(Figure record extracts)
-- BEGIN --
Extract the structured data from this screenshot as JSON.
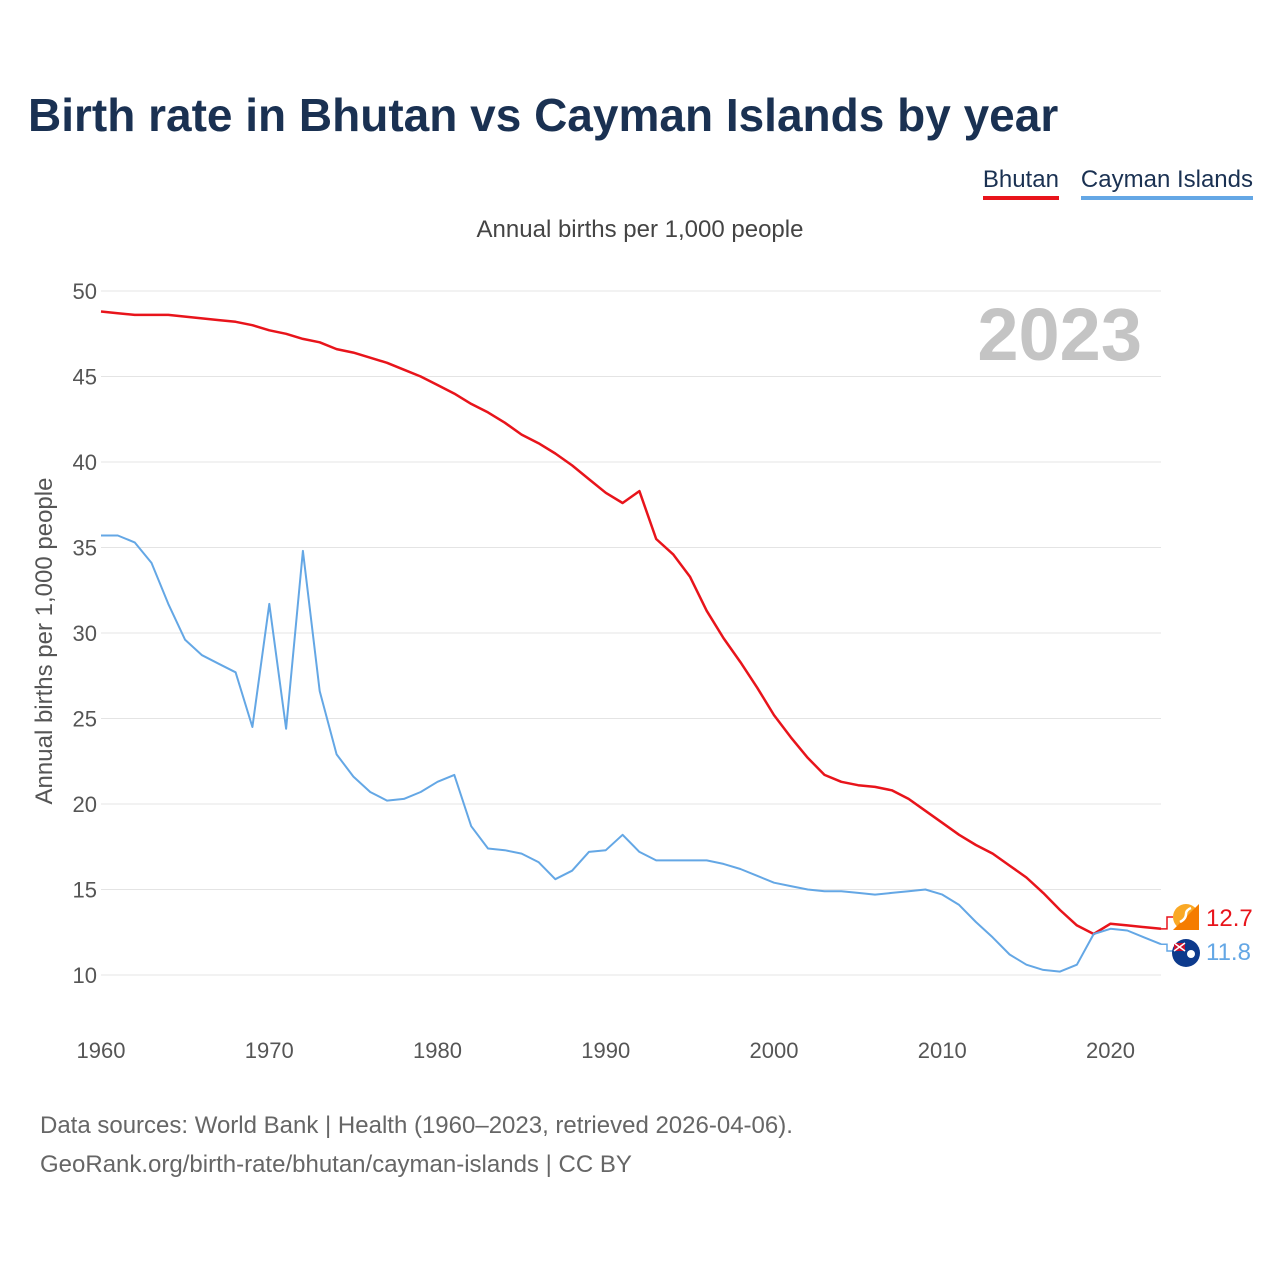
{
  "title": "Birth rate in Bhutan vs Cayman Islands by year",
  "subtitle": "Annual births per 1,000 people",
  "year_badge": "2023",
  "footer": {
    "line1": "Data sources: World Bank | Health (1960–2023, retrieved 2026-04-06).",
    "line2": "GeoRank.org/birth-rate/bhutan/cayman-islands | CC BY"
  },
  "colors": {
    "bhutan": "#e8141b",
    "cayman": "#64a7e5",
    "title": "#1a3152"
  },
  "chart_data": {
    "type": "line",
    "title": "Birth rate in Bhutan vs Cayman Islands by year",
    "ylabel": "Annual births per 1,000 people",
    "xlabel": "",
    "xlim": [
      1960,
      2023
    ],
    "ylim": [
      10,
      50
    ],
    "x_ticks": [
      1960,
      1970,
      1980,
      1990,
      2000,
      2010,
      2020
    ],
    "y_ticks": [
      10,
      15,
      20,
      25,
      30,
      35,
      40,
      45,
      50
    ],
    "legend": [
      "Bhutan",
      "Cayman Islands"
    ],
    "legend_position": "top-right",
    "grid": true,
    "x": [
      1960,
      1961,
      1962,
      1963,
      1964,
      1965,
      1966,
      1967,
      1968,
      1969,
      1970,
      1971,
      1972,
      1973,
      1974,
      1975,
      1976,
      1977,
      1978,
      1979,
      1980,
      1981,
      1982,
      1983,
      1984,
      1985,
      1986,
      1987,
      1988,
      1989,
      1990,
      1991,
      1992,
      1993,
      1994,
      1995,
      1996,
      1997,
      1998,
      1999,
      2000,
      2001,
      2002,
      2003,
      2004,
      2005,
      2006,
      2007,
      2008,
      2009,
      2010,
      2011,
      2012,
      2013,
      2014,
      2015,
      2016,
      2017,
      2018,
      2019,
      2020,
      2021,
      2022,
      2023
    ],
    "series": [
      {
        "name": "Bhutan",
        "color_key": "bhutan",
        "end_label": "12.7",
        "values": [
          48.8,
          48.7,
          48.6,
          48.6,
          48.6,
          48.5,
          48.4,
          48.3,
          48.2,
          48.0,
          47.7,
          47.5,
          47.2,
          47.0,
          46.6,
          46.4,
          46.1,
          45.8,
          45.4,
          45.0,
          44.5,
          44.0,
          43.4,
          42.9,
          42.3,
          41.6,
          41.1,
          40.5,
          39.8,
          39.0,
          38.2,
          37.6,
          38.3,
          35.5,
          34.6,
          33.3,
          31.3,
          29.7,
          28.3,
          26.8,
          25.2,
          23.9,
          22.7,
          21.7,
          21.3,
          21.1,
          21.0,
          20.8,
          20.3,
          19.6,
          18.9,
          18.2,
          17.6,
          17.1,
          16.4,
          15.7,
          14.8,
          13.8,
          12.9,
          12.4,
          13.0,
          12.9,
          12.8,
          12.7
        ]
      },
      {
        "name": "Cayman Islands",
        "color_key": "cayman",
        "end_label": "11.8",
        "values": [
          35.7,
          35.7,
          35.3,
          34.1,
          31.7,
          29.6,
          28.7,
          28.2,
          27.7,
          24.5,
          31.7,
          24.4,
          34.8,
          26.6,
          22.9,
          21.6,
          20.7,
          20.2,
          20.3,
          20.7,
          21.3,
          21.7,
          18.7,
          17.4,
          17.3,
          17.1,
          16.6,
          15.6,
          16.1,
          17.2,
          17.3,
          18.2,
          17.2,
          16.7,
          16.7,
          16.7,
          16.7,
          16.5,
          16.2,
          15.8,
          15.4,
          15.2,
          15.0,
          14.9,
          14.9,
          14.8,
          14.7,
          14.8,
          14.9,
          15.0,
          14.7,
          14.1,
          13.1,
          12.2,
          11.2,
          10.6,
          10.3,
          10.2,
          10.6,
          12.4,
          12.7,
          12.6,
          12.2,
          11.8
        ]
      }
    ]
  }
}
-- END --
**DESCRIPTION OF THE TASK**:
Using the material above, set down every line exactly, but skip the pictures.

**EXPECTED ANSWER**:
Extract the structured data from this screenshot as JSON.
{
  "title": "Birth rate in Bhutan vs Cayman Islands by year",
  "subtitle": "Annual births per 1,000 people",
  "year_badge": "2023",
  "footer": {
    "line1": "Data sources: World Bank | Health (1960–2023, retrieved 2026-04-06).",
    "line2": "GeoRank.org/birth-rate/bhutan/cayman-islands | CC BY"
  },
  "colors": {
    "bhutan": "#e8141b",
    "cayman": "#64a7e5",
    "title": "#1a3152"
  },
  "chart_data": {
    "type": "line",
    "title": "Birth rate in Bhutan vs Cayman Islands by year",
    "ylabel": "Annual births per 1,000 people",
    "xlabel": "",
    "xlim": [
      1960,
      2023
    ],
    "ylim": [
      10,
      50
    ],
    "x_ticks": [
      1960,
      1970,
      1980,
      1990,
      2000,
      2010,
      2020
    ],
    "y_ticks": [
      10,
      15,
      20,
      25,
      30,
      35,
      40,
      45,
      50
    ],
    "legend": [
      "Bhutan",
      "Cayman Islands"
    ],
    "legend_position": "top-right",
    "grid": true,
    "x": [
      1960,
      1961,
      1962,
      1963,
      1964,
      1965,
      1966,
      1967,
      1968,
      1969,
      1970,
      1971,
      1972,
      1973,
      1974,
      1975,
      1976,
      1977,
      1978,
      1979,
      1980,
      1981,
      1982,
      1983,
      1984,
      1985,
      1986,
      1987,
      1988,
      1989,
      1990,
      1991,
      1992,
      1993,
      1994,
      1995,
      1996,
      1997,
      1998,
      1999,
      2000,
      2001,
      2002,
      2003,
      2004,
      2005,
      2006,
      2007,
      2008,
      2009,
      2010,
      2011,
      2012,
      2013,
      2014,
      2015,
      2016,
      2017,
      2018,
      2019,
      2020,
      2021,
      2022,
      2023
    ],
    "series": [
      {
        "name": "Bhutan",
        "color_key": "bhutan",
        "end_label": "12.7",
        "values": [
          48.8,
          48.7,
          48.6,
          48.6,
          48.6,
          48.5,
          48.4,
          48.3,
          48.2,
          48.0,
          47.7,
          47.5,
          47.2,
          47.0,
          46.6,
          46.4,
          46.1,
          45.8,
          45.4,
          45.0,
          44.5,
          44.0,
          43.4,
          42.9,
          42.3,
          41.6,
          41.1,
          40.5,
          39.8,
          39.0,
          38.2,
          37.6,
          38.3,
          35.5,
          34.6,
          33.3,
          31.3,
          29.7,
          28.3,
          26.8,
          25.2,
          23.9,
          22.7,
          21.7,
          21.3,
          21.1,
          21.0,
          20.8,
          20.3,
          19.6,
          18.9,
          18.2,
          17.6,
          17.1,
          16.4,
          15.7,
          14.8,
          13.8,
          12.9,
          12.4,
          13.0,
          12.9,
          12.8,
          12.7
        ]
      },
      {
        "name": "Cayman Islands",
        "color_key": "cayman",
        "end_label": "11.8",
        "values": [
          35.7,
          35.7,
          35.3,
          34.1,
          31.7,
          29.6,
          28.7,
          28.2,
          27.7,
          24.5,
          31.7,
          24.4,
          34.8,
          26.6,
          22.9,
          21.6,
          20.7,
          20.2,
          20.3,
          20.7,
          21.3,
          21.7,
          18.7,
          17.4,
          17.3,
          17.1,
          16.6,
          15.6,
          16.1,
          17.2,
          17.3,
          18.2,
          17.2,
          16.7,
          16.7,
          16.7,
          16.7,
          16.5,
          16.2,
          15.8,
          15.4,
          15.2,
          15.0,
          14.9,
          14.9,
          14.8,
          14.7,
          14.8,
          14.9,
          15.0,
          14.7,
          14.1,
          13.1,
          12.2,
          11.2,
          10.6,
          10.3,
          10.2,
          10.6,
          12.4,
          12.7,
          12.6,
          12.2,
          11.8
        ]
      }
    ]
  }
}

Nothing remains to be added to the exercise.